→ **MATERIAL TO PROCESS**:
--------------------------------------------------

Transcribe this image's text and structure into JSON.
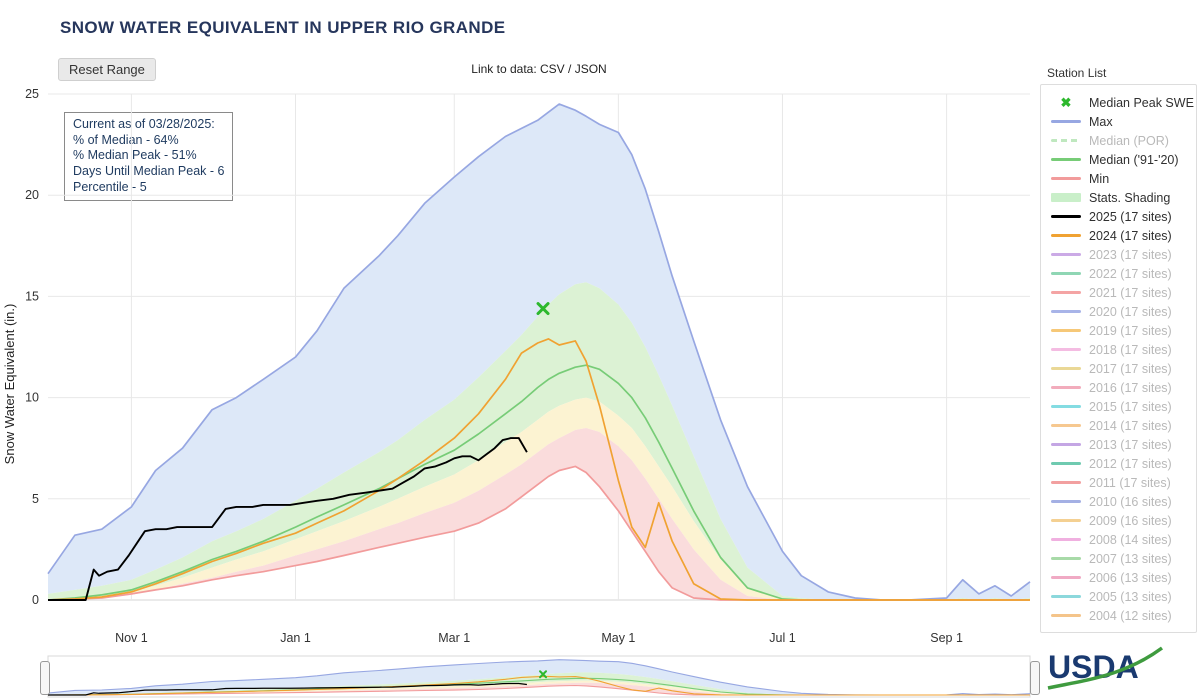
{
  "header": {
    "title": "SNOW WATER EQUIVALENT IN UPPER RIO GRANDE",
    "reset_button": "Reset Range",
    "link_prefix": "Link to data: ",
    "csv_label": "CSV",
    "link_separator": " / ",
    "json_label": "JSON",
    "station_list_label": "Station List"
  },
  "info_box": {
    "lines": [
      "Current as of 03/28/2025:",
      "% of Median - 64%",
      "% Median Peak - 51%",
      "Days Until Median Peak - 6",
      "Percentile - 5"
    ]
  },
  "footer": {
    "logo_text": "USDA"
  },
  "legend": {
    "items": [
      {
        "label": "Median Peak SWE",
        "type": "marker",
        "color": "#2db82d",
        "active": true
      },
      {
        "label": "Max",
        "type": "line",
        "color": "#97a7e2",
        "active": true
      },
      {
        "label": "Median (POR)",
        "type": "dash",
        "color": "#bfe8bf",
        "active": false
      },
      {
        "label": "Median ('91-'20)",
        "type": "line",
        "color": "#77cc77",
        "active": true
      },
      {
        "label": "Min",
        "type": "line",
        "color": "#f29b9b",
        "active": true
      },
      {
        "label": "Stats. Shading",
        "type": "patch",
        "color": "#c9efc9",
        "active": true
      },
      {
        "label": "2025 (17 sites)",
        "type": "line",
        "color": "#000000",
        "active": true
      },
      {
        "label": "2024 (17 sites)",
        "type": "line",
        "color": "#f0a232",
        "active": true
      },
      {
        "label": "2023 (17 sites)",
        "type": "line",
        "color": "#cbaae6",
        "active": false
      },
      {
        "label": "2022 (17 sites)",
        "type": "line",
        "color": "#8fd6b4",
        "active": false
      },
      {
        "label": "2021 (17 sites)",
        "type": "line",
        "color": "#f4a4a4",
        "active": false
      },
      {
        "label": "2020 (17 sites)",
        "type": "line",
        "color": "#a8b4e8",
        "active": false
      },
      {
        "label": "2019 (17 sites)",
        "type": "line",
        "color": "#f6c878",
        "active": false
      },
      {
        "label": "2018 (17 sites)",
        "type": "line",
        "color": "#f4bce2",
        "active": false
      },
      {
        "label": "2017 (17 sites)",
        "type": "line",
        "color": "#ead896",
        "active": false
      },
      {
        "label": "2016 (17 sites)",
        "type": "line",
        "color": "#f2acbc",
        "active": false
      },
      {
        "label": "2015 (17 sites)",
        "type": "line",
        "color": "#84dce2",
        "active": false
      },
      {
        "label": "2014 (17 sites)",
        "type": "line",
        "color": "#f6c890",
        "active": false
      },
      {
        "label": "2013 (17 sites)",
        "type": "line",
        "color": "#c4a6e4",
        "active": false
      },
      {
        "label": "2012 (17 sites)",
        "type": "line",
        "color": "#6fcab0",
        "active": false
      },
      {
        "label": "2011 (17 sites)",
        "type": "line",
        "color": "#f2a0a0",
        "active": false
      },
      {
        "label": "2010 (16 sites)",
        "type": "line",
        "color": "#a4b0e4",
        "active": false
      },
      {
        "label": "2009 (16 sites)",
        "type": "line",
        "color": "#f4d092",
        "active": false
      },
      {
        "label": "2008 (14 sites)",
        "type": "line",
        "color": "#f0b0e0",
        "active": false
      },
      {
        "label": "2007 (13 sites)",
        "type": "line",
        "color": "#a8daa8",
        "active": false
      },
      {
        "label": "2006 (13 sites)",
        "type": "line",
        "color": "#f0aac4",
        "active": false
      },
      {
        "label": "2005 (13 sites)",
        "type": "line",
        "color": "#8cd8dc",
        "active": false
      },
      {
        "label": "2004 (12 sites)",
        "type": "line",
        "color": "#f4c48a",
        "active": false
      }
    ]
  },
  "chart_data": {
    "type": "line",
    "title": "SNOW WATER EQUIVALENT IN UPPER RIO GRANDE",
    "xlabel": "",
    "ylabel": "Snow Water Equivalent (in.)",
    "ylim": [
      0,
      25
    ],
    "y_ticks": [
      0,
      5,
      10,
      15,
      20,
      25
    ],
    "x_unit": "days since Oct 1 (water year)",
    "xlim_days": [
      0,
      365
    ],
    "x_ticks": [
      {
        "day": 31,
        "label": "Nov 1"
      },
      {
        "day": 92,
        "label": "Jan 1"
      },
      {
        "day": 151,
        "label": "Mar 1"
      },
      {
        "day": 212,
        "label": "May 1"
      },
      {
        "day": 273,
        "label": "Jul 1"
      },
      {
        "day": 334,
        "label": "Sep 1"
      }
    ],
    "grid": true,
    "legend_position": "right",
    "median_peak_marker": {
      "day": 184,
      "value": 14.4,
      "color": "#2db82d"
    },
    "days": [
      0,
      10,
      20,
      31,
      40,
      50,
      61,
      70,
      80,
      92,
      100,
      110,
      123,
      130,
      140,
      151,
      160,
      170,
      176,
      182,
      186,
      190,
      196,
      200,
      205,
      212,
      217,
      222,
      227,
      232,
      240,
      250,
      260,
      273,
      280,
      290,
      300,
      310,
      320,
      334,
      340,
      346,
      352,
      358,
      365
    ],
    "bands": [
      {
        "name": "max-to-p70",
        "upper": "max",
        "lower": "p70",
        "color": "#dde8f8"
      },
      {
        "name": "p70-to-p30",
        "upper": "p70",
        "lower": "p30",
        "color": "#dcf2d4"
      },
      {
        "name": "p30-to-p10",
        "upper": "p30",
        "lower": "p10",
        "color": "#fcf3d2"
      },
      {
        "name": "p10-to-min",
        "upper": "p10",
        "lower": "min",
        "color": "#fadcdc"
      }
    ],
    "series": {
      "max": {
        "label": "Max",
        "color": "#97a7e2",
        "width": 1.7,
        "values": [
          1.3,
          3.2,
          3.5,
          4.6,
          6.4,
          7.5,
          9.4,
          10.0,
          10.9,
          12.0,
          13.3,
          15.4,
          17.0,
          18.0,
          19.6,
          20.9,
          21.9,
          22.9,
          23.3,
          23.7,
          24.1,
          24.5,
          24.2,
          23.9,
          23.5,
          23.1,
          22.0,
          20.3,
          18.2,
          16.0,
          12.8,
          8.9,
          5.6,
          2.4,
          1.2,
          0.4,
          0.1,
          0,
          0,
          0.1,
          1.0,
          0.3,
          0.7,
          0.2,
          0.9
        ]
      },
      "p70": {
        "label": "70th percentile band edge",
        "color": "none",
        "width": 0,
        "values": [
          0.3,
          0.5,
          0.7,
          1.0,
          1.5,
          2.1,
          2.9,
          3.4,
          4.0,
          4.9,
          5.5,
          6.3,
          7.3,
          7.9,
          8.9,
          9.9,
          11.0,
          12.3,
          13.1,
          14.0,
          14.6,
          15.1,
          15.6,
          15.7,
          15.4,
          14.6,
          13.7,
          12.5,
          11.1,
          9.6,
          7.1,
          4.0,
          1.6,
          0.2,
          0.1,
          0,
          0,
          0,
          0,
          0,
          0.1,
          0,
          0.1,
          0,
          0.1
        ]
      },
      "p30": {
        "label": "30th percentile band edge",
        "color": "none",
        "width": 0,
        "values": [
          0.05,
          0.1,
          0.2,
          0.4,
          0.7,
          1.1,
          1.6,
          2.0,
          2.4,
          3.0,
          3.4,
          3.9,
          4.6,
          5.0,
          5.6,
          6.2,
          6.9,
          7.8,
          8.3,
          8.9,
          9.3,
          9.6,
          9.9,
          10.0,
          9.8,
          9.1,
          8.5,
          7.6,
          6.6,
          5.6,
          3.9,
          2.0,
          0.6,
          0.05,
          0,
          0,
          0,
          0,
          0,
          0,
          0,
          0,
          0,
          0,
          0
        ]
      },
      "p10": {
        "label": "10th percentile band edge",
        "color": "none",
        "width": 0,
        "values": [
          0,
          0.05,
          0.1,
          0.25,
          0.5,
          0.8,
          1.1,
          1.4,
          1.7,
          2.2,
          2.5,
          2.9,
          3.5,
          3.8,
          4.3,
          4.8,
          5.4,
          6.2,
          6.7,
          7.3,
          7.7,
          8.0,
          8.4,
          8.5,
          8.3,
          7.6,
          6.9,
          6.0,
          5.0,
          4.0,
          2.5,
          1.0,
          0.2,
          0,
          0,
          0,
          0,
          0,
          0,
          0,
          0,
          0,
          0,
          0,
          0
        ]
      },
      "min": {
        "label": "Min",
        "color": "#f29b9b",
        "width": 1.7,
        "values": [
          0,
          0.05,
          0.1,
          0.3,
          0.5,
          0.7,
          1.0,
          1.2,
          1.4,
          1.7,
          1.9,
          2.2,
          2.6,
          2.8,
          3.1,
          3.4,
          3.8,
          4.5,
          5.1,
          5.7,
          6.1,
          6.4,
          6.6,
          6.3,
          5.6,
          4.4,
          3.4,
          2.4,
          1.4,
          0.6,
          0.1,
          0,
          0,
          0,
          0,
          0,
          0,
          0,
          0,
          0,
          0,
          0,
          0,
          0,
          0
        ]
      },
      "median": {
        "label": "Median ('91-'20)",
        "color": "#77cc77",
        "width": 1.7,
        "values": [
          0,
          0.1,
          0.25,
          0.5,
          0.9,
          1.4,
          2.0,
          2.4,
          2.9,
          3.6,
          4.1,
          4.7,
          5.5,
          6.0,
          6.7,
          7.4,
          8.2,
          9.2,
          9.8,
          10.5,
          10.9,
          11.2,
          11.5,
          11.6,
          11.4,
          10.7,
          10.0,
          9.0,
          7.8,
          6.5,
          4.4,
          2.1,
          0.6,
          0.05,
          0,
          0,
          0,
          0,
          0,
          0,
          0,
          0,
          0,
          0,
          0
        ]
      },
      "y2024": {
        "label": "2024 (17 sites)",
        "color": "#f0a232",
        "width": 1.7,
        "values": [
          0,
          0.05,
          0.15,
          0.4,
          0.8,
          1.3,
          1.9,
          2.3,
          2.8,
          3.3,
          3.8,
          4.4,
          5.4,
          6.0,
          6.9,
          8.0,
          9.2,
          10.9,
          12.2,
          12.7,
          12.9,
          12.6,
          12.8,
          11.8,
          9.6,
          5.9,
          3.6,
          2.6,
          4.8,
          2.9,
          0.8,
          0.05,
          0,
          0,
          0,
          0,
          0,
          0,
          0,
          0,
          0,
          0,
          0,
          0,
          0
        ]
      },
      "y2025": {
        "label": "2025 (17 sites)",
        "color": "#000000",
        "width": 1.9,
        "x": [
          0,
          14,
          17,
          19,
          22,
          26,
          30,
          33,
          36,
          40,
          44,
          48,
          53,
          58,
          61,
          66,
          70,
          74,
          76,
          80,
          85,
          90,
          95,
          100,
          106,
          112,
          118,
          123,
          128,
          132,
          136,
          140,
          144,
          148,
          151,
          154,
          157,
          160,
          163,
          166,
          169,
          172,
          175,
          178
        ],
        "values": [
          0,
          0,
          1.5,
          1.2,
          1.4,
          1.5,
          2.2,
          2.8,
          3.4,
          3.5,
          3.5,
          3.6,
          3.6,
          3.6,
          3.6,
          4.5,
          4.6,
          4.6,
          4.6,
          4.7,
          4.7,
          4.7,
          4.8,
          4.9,
          5.0,
          5.2,
          5.3,
          5.4,
          5.5,
          5.8,
          6.1,
          6.5,
          6.6,
          6.8,
          7.0,
          7.1,
          7.1,
          6.9,
          7.2,
          7.5,
          7.9,
          8.0,
          8.0,
          7.3
        ]
      }
    },
    "draw_lines": [
      "max",
      "median",
      "min",
      "y2024",
      "y2025"
    ]
  }
}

--------------------------------------------------

Scan the listing above and identify each line holding the string "lower"; copy every such line.

→ **FULL OUTPUT**:
        "lower": "p70",
        "lower": "p30",
        "lower": "p10",
        "lower": "min",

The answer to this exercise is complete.